**Written instruction**: Give the number of lines in the data that hold the string "état". Nothing else is needed.

[Data entries]
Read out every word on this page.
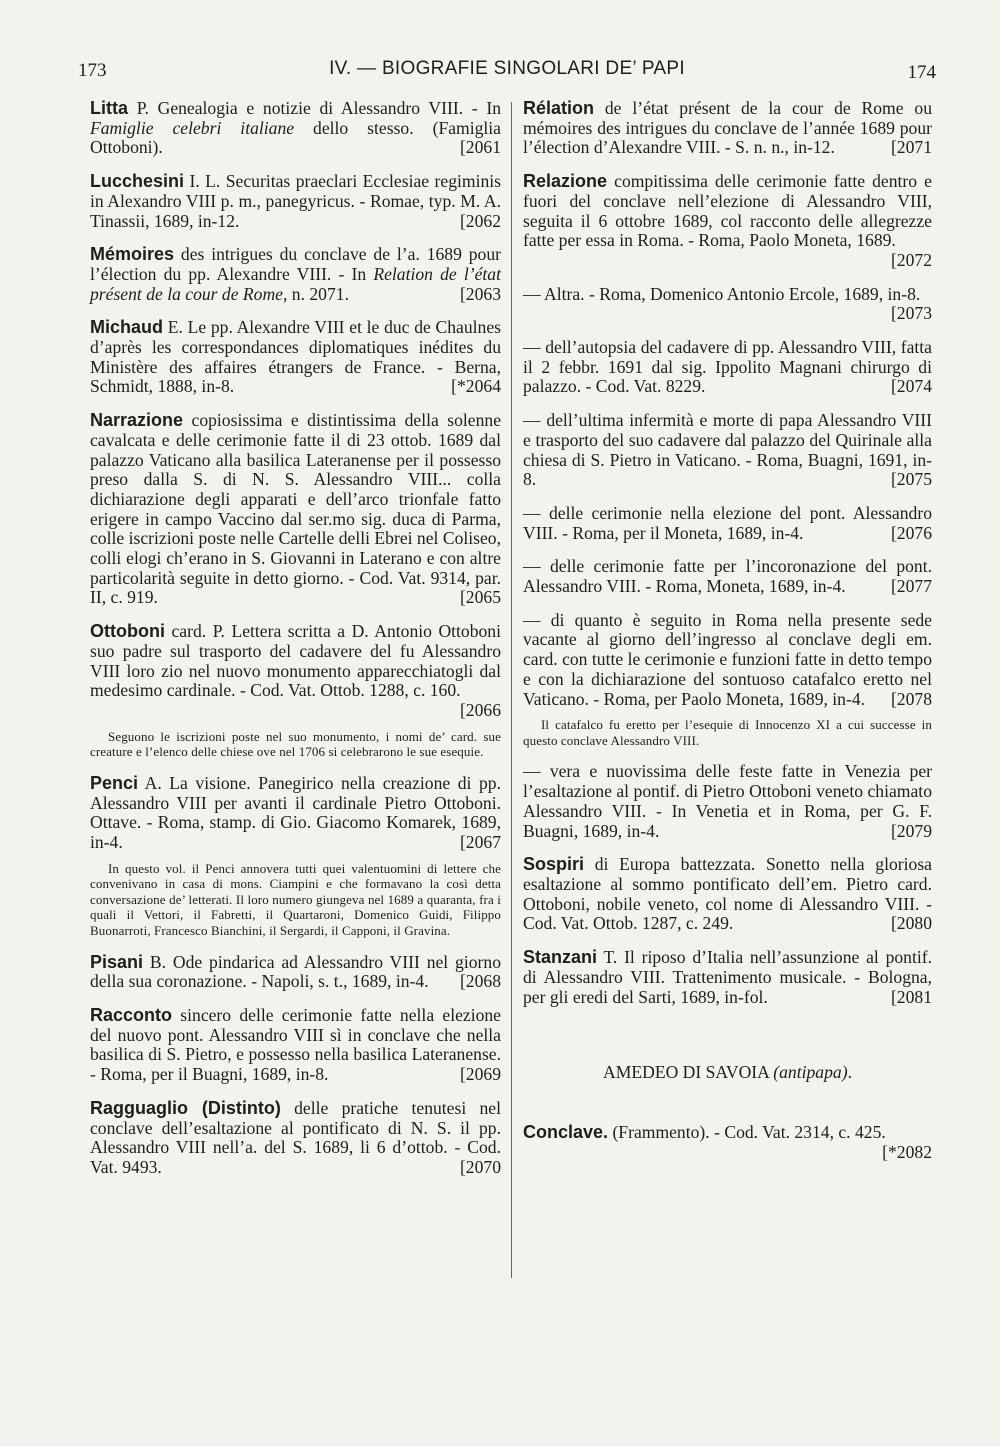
173	IV. — BIOGRAFIE SINGOLARI DE’ PAPI	174

Litta P. Genealogia e notizie di Alessandro VIII. - In Famiglie celebri italiane dello stesso. (Famiglia Ottoboni).	[2061

Lucchesini I. L. Securitas praeclari Ecclesiae regiminis in Alexandro VIII p. m., panegyricus. - Romae, typ. M. A. Tinassii, 1689, in-12.	[2062

Mémoires des intrigues du conclave de l’a. 1689 pour l’élection du pp. Alexandre VIII. - In Relation de l’état présent de la cour de Rome, n. 2071.	[2063

Michaud E. Le pp. Alexandre VIII et le duc de Chaulnes d’après les correspondances diplomatiques inédites du Ministère des affaires étrangers de France. - Berna, Schmidt, 1888, in-8.	[*2064

Narrazione copiosissima e distintissima della solenne cavalcata e delle cerimonie fatte il di 23 ottob. 1689 dal palazzo Vaticano alla basilica Lateranense per il possesso preso dalla S. di N. S. Alessandro VIII... colla dichiarazione degli apparati e dell’arco trionfale fatto erigere in campo Vaccino dal ser.mo sig. duca di Parma, colle iscrizioni poste nelle Cartelle delli Ebrei nel Coliseo, colli elogi ch’erano in S. Giovanni in Laterano e con altre particolarità seguite in detto giorno. - Cod. Vat. 9314, par. II, c. 919.	[2065

Ottoboni card. P. Lettera scritta a D. Antonio Ottoboni suo padre sul trasporto del cadavere del fu Alessandro VIII loro zio nel nuovo monumento apparecchiatogli dal medesimo cardinale. - Cod. Vat. Ottob. 1288, c. 160.
[2066

Seguono le iscrizioni poste nel suo monumento, i nomi de’ card. sue creature e l’elenco delle chiese ove nel 1706 si celebrarono le sue esequie.

Penci A. La visione. Panegirico nella creazione di pp. Alessandro VIII per avanti il cardinale Pietro Ottoboni. Ottave. - Roma, stamp. di Gio. Giacomo Komarek, 1689, in-4.	[2067

In questo vol. il Penci annovera tutti quei valentuomini di lettere che convenivano in casa di mons. Ciampini e che formavano la così detta conversazione de’ letterati. Il loro numero giungeva nel 1689 a quaranta, fra i quali il Vettori, il Fabretti, il Quartaroni, Domenico Guidi, Filippo Buonarroti, Francesco Bianchini, il Sergardi, il Capponi, il Gravina.

Pisani B. Ode pindarica ad Alessandro VIII nel giorno della sua coronazione. - Napoli, s. t., 1689, in-4. [2068

Racconto sincero delle cerimonie fatte nella elezione del nuovo pont. Alessandro VIII sì in conclave che nella basilica di S. Pietro, e possesso nella basilica Lateranense. - Roma, per il Buagni, 1689, in-8.	[2069

Ragguaglio (Distinto) delle pratiche tenutesi nel conclave dell’esaltazione al pontificato di N. S. il pp. Alessandro VIII nell’a. del S. 1689, li 6 d’ottob. - Cod. Vat. 9493.	[2070

Rélation de l’état présent de la cour de Rome ou mémoires des intrigues du conclave de l’année 1689 pour l’élection d’Alexandre VIII. - S. n. n., in-12.	[2071

Relazione compitissima delle cerimonie fatte dentro e fuori del conclave nell’elezione di Alessandro VIII, seguita il 6 ottobre 1689, col racconto delle allegrezze fatte per essa in Roma. - Roma, Paolo Moneta, 1689.
[2072

— Altra. - Roma, Domenico Antonio Ercole, 1689, in-8.
[2073

— dell’autopsia del cadavere di pp. Alessandro VIII, fatta il 2 febbr. 1691 dal sig. Ippolito Magnani chirurgo di palazzo. - Cod. Vat. 8229.	[2074

— dell’ultima infermità e morte di papa Alessandro VIII e trasporto del suo cadavere dal palazzo del Quirinale alla chiesa di S. Pietro in Vaticano. - Roma, Buagni, 1691, in-8.	[2075

— delle cerimonie nella elezione del pont. Alessandro VIII. - Roma, per il Moneta, 1689, in-4.	[2076

— delle cerimonie fatte per l’incoronazione del pont. Alessandro VIII. - Roma, Moneta, 1689, in-4.	[2077

— di quanto è seguito in Roma nella presente sede vacante al giorno dell’ingresso al conclave degli em. card. con tutte le cerimonie e funzioni fatte in detto tempo e con la dichiarazione del sontuoso catafalco eretto nel Vaticano. - Roma, per Paolo Moneta, 1689, in-4. [2078

Il catafalco fu eretto per l’esequie di Innocenzo XI a cui successe in questo conclave Alessandro VIII.

— vera e nuovissima delle feste fatte in Venezia per l’esaltazione al pontif. di Pietro Ottoboni veneto chiamato Alessandro VIII. - In Venetia et in Roma, per G. F. Buagni, 1689, in-4.	[2079

Sospiri di Europa battezzata. Sonetto nella gloriosa esaltazione al sommo pontificato dell’em. Pietro card. Ottoboni, nobile veneto, col nome di Alessandro VIII. - Cod. Vat. Ottob. 1287, c. 249.	[2080

Stanzani T. Il riposo d’Italia nell’assunzione al pontif. di Alessandro VIII. Trattenimento musicale. - Bologna, per gli eredi del Sarti, 1689, in-fol.	[2081

AMEDEO DI SAVOIA (antipapa).

Conclave. (Frammento). - Cod. Vat. 2314, c. 425.
[*2082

**Task output**: 2